Written request
The records below are to be copied word for word, with every picture left out.

(Dataset listings of figures)
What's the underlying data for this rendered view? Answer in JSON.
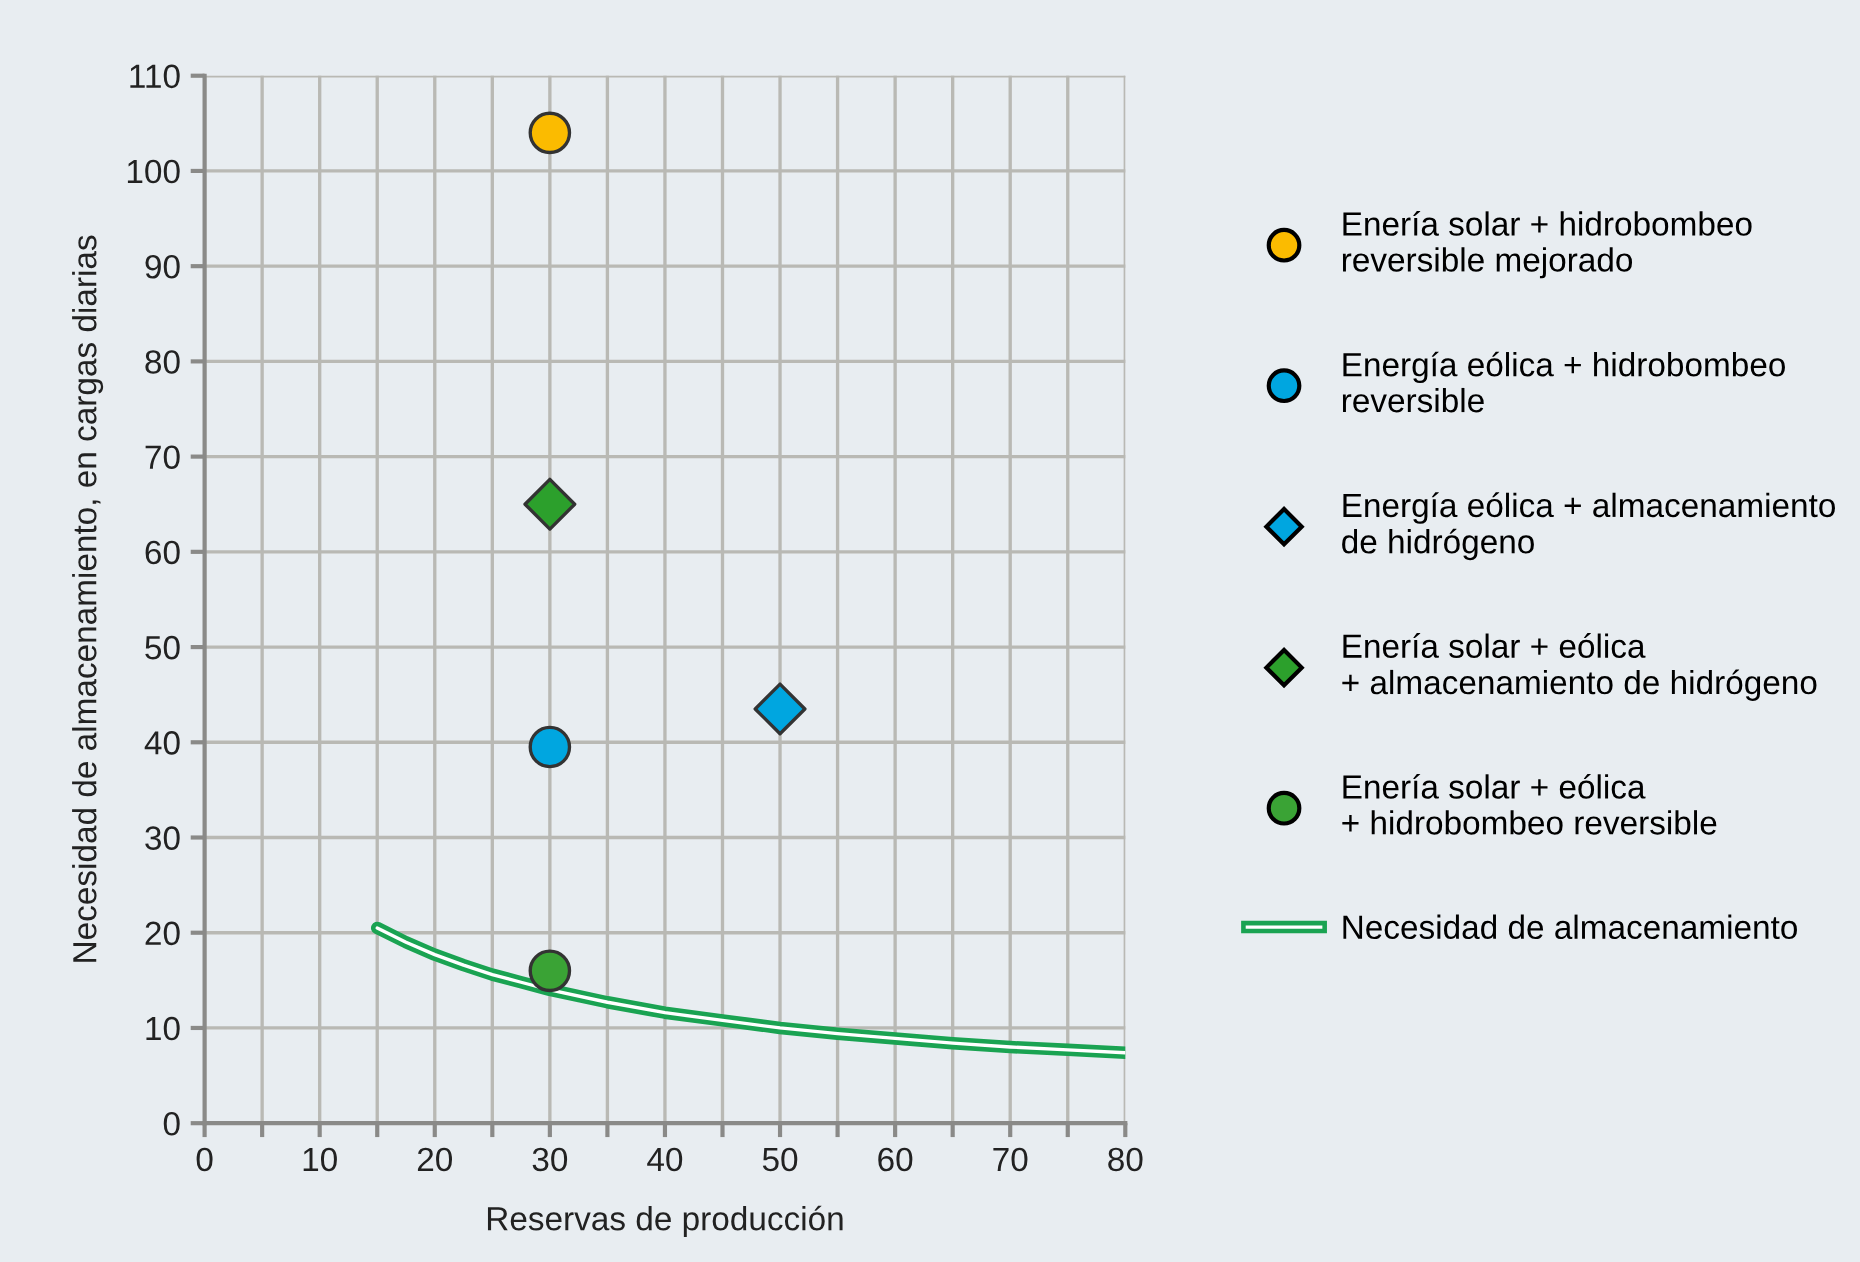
{
  "chart_data": {
    "type": "scatter",
    "xlabel": "Reservas de producción",
    "ylabel": "Necesidad de almacenamiento, en cargas diarias",
    "xlim": [
      0,
      80
    ],
    "ylim": [
      0,
      110
    ],
    "xticks": [
      0,
      {
        "value": 5,
        "label": null
      },
      10,
      {
        "value": 15,
        "label": null
      },
      20,
      {
        "value": 25,
        "label": null
      },
      30,
      {
        "value": 35,
        "label": null
      },
      40,
      {
        "value": 45,
        "label": null
      },
      50,
      {
        "value": 55,
        "label": null
      },
      60,
      {
        "value": 65,
        "label": null
      },
      70,
      {
        "value": 75,
        "label": null
      },
      80
    ],
    "yticks": [
      0,
      10,
      20,
      30,
      40,
      50,
      60,
      70,
      80,
      90,
      100,
      110
    ],
    "grid": true,
    "legend": "right",
    "series": [
      {
        "name": "Enería solar + hidrobombeo\nreversible mejorado",
        "color": "#fbbb00",
        "marker": "circle",
        "x": [
          30
        ],
        "values": [
          104
        ]
      },
      {
        "name": "Energía eólica + hidrobombeo\nreversible",
        "color": "#00a6e0",
        "marker": "circle",
        "x": [
          30
        ],
        "values": [
          39.5
        ]
      },
      {
        "name": "Energía eólica + almacenamiento\nde hidrógeno",
        "color": "#00a6e0",
        "marker": "diamond",
        "x": [
          50
        ],
        "values": [
          43.5
        ]
      },
      {
        "name": "Enería solar + eólica\n+ almacenamiento de hidrógeno",
        "color": "#2ca02c",
        "marker": "diamond",
        "x": [
          30
        ],
        "values": [
          65
        ]
      },
      {
        "name": "Enería solar + eólica\n+ hidrobombeo reversible",
        "color": "#3aa335",
        "marker": "circle",
        "x": [
          30
        ],
        "values": [
          16
        ]
      },
      {
        "name": "Necesidad de almacenamiento",
        "type": "line",
        "color": "#1aa352",
        "marker": "none",
        "x": [
          15,
          17.5,
          20,
          22.5,
          25,
          27.5,
          30,
          35,
          40,
          45,
          50,
          55,
          60,
          65,
          70,
          75,
          80
        ],
        "values": [
          20.5,
          19,
          17.7,
          16.6,
          15.6,
          14.8,
          14,
          12.7,
          11.6,
          10.8,
          10,
          9.4,
          8.9,
          8.4,
          8,
          7.7,
          7.4
        ]
      }
    ]
  }
}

Exercise response
What's the underlying data for this rendered view? Answer in JSON.
{
  "chart_data": {
    "type": "scatter",
    "xlabel": "Reservas de producción",
    "ylabel": "Necesidad de almacenamiento, en cargas diarias",
    "xlim": [
      0,
      80
    ],
    "ylim": [
      0,
      110
    ],
    "xticks": [
      0,
      {
        "value": 5,
        "label": null
      },
      10,
      {
        "value": 15,
        "label": null
      },
      20,
      {
        "value": 25,
        "label": null
      },
      30,
      {
        "value": 35,
        "label": null
      },
      40,
      {
        "value": 45,
        "label": null
      },
      50,
      {
        "value": 55,
        "label": null
      },
      60,
      {
        "value": 65,
        "label": null
      },
      70,
      {
        "value": 75,
        "label": null
      },
      80
    ],
    "yticks": [
      0,
      10,
      20,
      30,
      40,
      50,
      60,
      70,
      80,
      90,
      100,
      110
    ],
    "grid": true,
    "legend": "right",
    "series": [
      {
        "name": "Enería solar + hidrobombeo\nreversible mejorado",
        "color": "#fbbb00",
        "marker": "circle",
        "x": [
          30
        ],
        "values": [
          104
        ]
      },
      {
        "name": "Energía eólica + hidrobombeo\nreversible",
        "color": "#00a6e0",
        "marker": "circle",
        "x": [
          30
        ],
        "values": [
          39.5
        ]
      },
      {
        "name": "Energía eólica + almacenamiento\nde hidrógeno",
        "color": "#00a6e0",
        "marker": "diamond",
        "x": [
          50
        ],
        "values": [
          43.5
        ]
      },
      {
        "name": "Enería solar + eólica\n+ almacenamiento de hidrógeno",
        "color": "#2ca02c",
        "marker": "diamond",
        "x": [
          30
        ],
        "values": [
          65
        ]
      },
      {
        "name": "Enería solar + eólica\n+ hidrobombeo reversible",
        "color": "#3aa335",
        "marker": "circle",
        "x": [
          30
        ],
        "values": [
          16
        ]
      },
      {
        "name": "Necesidad de almacenamiento",
        "type": "line",
        "color": "#1aa352",
        "marker": "none",
        "x": [
          15,
          17.5,
          20,
          22.5,
          25,
          27.5,
          30,
          35,
          40,
          45,
          50,
          55,
          60,
          65,
          70,
          75,
          80
        ],
        "values": [
          20.5,
          19,
          17.7,
          16.6,
          15.6,
          14.8,
          14,
          12.7,
          11.6,
          10.8,
          10,
          9.4,
          8.9,
          8.4,
          8,
          7.7,
          7.4
        ]
      }
    ]
  }
}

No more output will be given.